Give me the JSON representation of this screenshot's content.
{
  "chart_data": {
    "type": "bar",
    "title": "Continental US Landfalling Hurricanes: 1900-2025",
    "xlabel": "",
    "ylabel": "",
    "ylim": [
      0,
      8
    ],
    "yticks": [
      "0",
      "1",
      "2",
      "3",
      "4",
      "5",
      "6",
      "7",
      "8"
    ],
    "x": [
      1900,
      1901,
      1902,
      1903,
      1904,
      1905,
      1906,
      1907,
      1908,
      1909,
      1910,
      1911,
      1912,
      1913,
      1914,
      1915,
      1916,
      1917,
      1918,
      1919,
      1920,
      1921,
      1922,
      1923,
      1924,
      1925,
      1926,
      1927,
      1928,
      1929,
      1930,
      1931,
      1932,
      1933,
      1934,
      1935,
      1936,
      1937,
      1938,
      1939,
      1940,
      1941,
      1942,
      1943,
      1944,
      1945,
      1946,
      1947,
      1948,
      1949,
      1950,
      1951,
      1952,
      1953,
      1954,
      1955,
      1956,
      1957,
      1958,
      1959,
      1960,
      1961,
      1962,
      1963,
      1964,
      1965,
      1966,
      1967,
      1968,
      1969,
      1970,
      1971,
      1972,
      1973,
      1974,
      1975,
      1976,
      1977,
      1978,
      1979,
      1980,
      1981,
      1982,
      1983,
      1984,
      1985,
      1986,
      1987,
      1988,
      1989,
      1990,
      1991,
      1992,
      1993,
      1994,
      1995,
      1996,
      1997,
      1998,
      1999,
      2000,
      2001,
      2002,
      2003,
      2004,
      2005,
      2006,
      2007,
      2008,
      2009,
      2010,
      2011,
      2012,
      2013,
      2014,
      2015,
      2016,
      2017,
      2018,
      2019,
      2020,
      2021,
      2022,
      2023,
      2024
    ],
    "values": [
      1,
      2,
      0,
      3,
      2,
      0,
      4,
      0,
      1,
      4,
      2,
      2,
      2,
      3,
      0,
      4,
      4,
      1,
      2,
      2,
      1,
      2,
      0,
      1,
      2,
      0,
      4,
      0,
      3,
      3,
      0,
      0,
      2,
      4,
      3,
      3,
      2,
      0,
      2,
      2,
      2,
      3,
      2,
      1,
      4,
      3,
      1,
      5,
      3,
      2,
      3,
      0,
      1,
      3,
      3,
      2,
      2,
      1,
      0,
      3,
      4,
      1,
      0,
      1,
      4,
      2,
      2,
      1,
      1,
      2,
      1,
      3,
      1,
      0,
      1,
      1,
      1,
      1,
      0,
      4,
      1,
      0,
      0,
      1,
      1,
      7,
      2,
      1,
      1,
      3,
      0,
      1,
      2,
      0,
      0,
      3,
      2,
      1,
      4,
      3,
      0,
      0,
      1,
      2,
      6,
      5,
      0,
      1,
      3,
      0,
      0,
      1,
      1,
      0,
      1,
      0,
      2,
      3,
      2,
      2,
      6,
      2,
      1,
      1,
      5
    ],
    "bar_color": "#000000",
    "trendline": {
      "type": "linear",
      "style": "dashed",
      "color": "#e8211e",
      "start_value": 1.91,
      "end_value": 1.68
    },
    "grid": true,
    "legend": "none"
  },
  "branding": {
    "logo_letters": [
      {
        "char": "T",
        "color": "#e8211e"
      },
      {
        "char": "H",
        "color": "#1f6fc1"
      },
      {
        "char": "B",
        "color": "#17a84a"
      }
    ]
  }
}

EXERCISE → Repeat the material from above exactly, word for word.

SOLUTION TO THE EXERCISE →
Give me the JSON representation of this screenshot's content.
{
  "chart_data": {
    "type": "bar",
    "title": "Continental US Landfalling Hurricanes: 1900-2025",
    "xlabel": "",
    "ylabel": "",
    "ylim": [
      0,
      8
    ],
    "yticks": [
      "0",
      "1",
      "2",
      "3",
      "4",
      "5",
      "6",
      "7",
      "8"
    ],
    "x": [
      1900,
      1901,
      1902,
      1903,
      1904,
      1905,
      1906,
      1907,
      1908,
      1909,
      1910,
      1911,
      1912,
      1913,
      1914,
      1915,
      1916,
      1917,
      1918,
      1919,
      1920,
      1921,
      1922,
      1923,
      1924,
      1925,
      1926,
      1927,
      1928,
      1929,
      1930,
      1931,
      1932,
      1933,
      1934,
      1935,
      1936,
      1937,
      1938,
      1939,
      1940,
      1941,
      1942,
      1943,
      1944,
      1945,
      1946,
      1947,
      1948,
      1949,
      1950,
      1951,
      1952,
      1953,
      1954,
      1955,
      1956,
      1957,
      1958,
      1959,
      1960,
      1961,
      1962,
      1963,
      1964,
      1965,
      1966,
      1967,
      1968,
      1969,
      1970,
      1971,
      1972,
      1973,
      1974,
      1975,
      1976,
      1977,
      1978,
      1979,
      1980,
      1981,
      1982,
      1983,
      1984,
      1985,
      1986,
      1987,
      1988,
      1989,
      1990,
      1991,
      1992,
      1993,
      1994,
      1995,
      1996,
      1997,
      1998,
      1999,
      2000,
      2001,
      2002,
      2003,
      2004,
      2005,
      2006,
      2007,
      2008,
      2009,
      2010,
      2011,
      2012,
      2013,
      2014,
      2015,
      2016,
      2017,
      2018,
      2019,
      2020,
      2021,
      2022,
      2023,
      2024
    ],
    "values": [
      1,
      2,
      0,
      3,
      2,
      0,
      4,
      0,
      1,
      4,
      2,
      2,
      2,
      3,
      0,
      4,
      4,
      1,
      2,
      2,
      1,
      2,
      0,
      1,
      2,
      0,
      4,
      0,
      3,
      3,
      0,
      0,
      2,
      4,
      3,
      3,
      2,
      0,
      2,
      2,
      2,
      3,
      2,
      1,
      4,
      3,
      1,
      5,
      3,
      2,
      3,
      0,
      1,
      3,
      3,
      2,
      2,
      1,
      0,
      3,
      4,
      1,
      0,
      1,
      4,
      2,
      2,
      1,
      1,
      2,
      1,
      3,
      1,
      0,
      1,
      1,
      1,
      1,
      0,
      4,
      1,
      0,
      0,
      1,
      1,
      7,
      2,
      1,
      1,
      3,
      0,
      1,
      2,
      0,
      0,
      3,
      2,
      1,
      4,
      3,
      0,
      0,
      1,
      2,
      6,
      5,
      0,
      1,
      3,
      0,
      0,
      1,
      1,
      0,
      1,
      0,
      2,
      3,
      2,
      2,
      6,
      2,
      1,
      1,
      5
    ],
    "bar_color": "#000000",
    "trendline": {
      "type": "linear",
      "style": "dashed",
      "color": "#e8211e",
      "start_value": 1.91,
      "end_value": 1.68
    },
    "grid": true,
    "legend": "none"
  },
  "branding": {
    "logo_letters": [
      {
        "char": "T",
        "color": "#e8211e"
      },
      {
        "char": "H",
        "color": "#1f6fc1"
      },
      {
        "char": "B",
        "color": "#17a84a"
      }
    ]
  }
}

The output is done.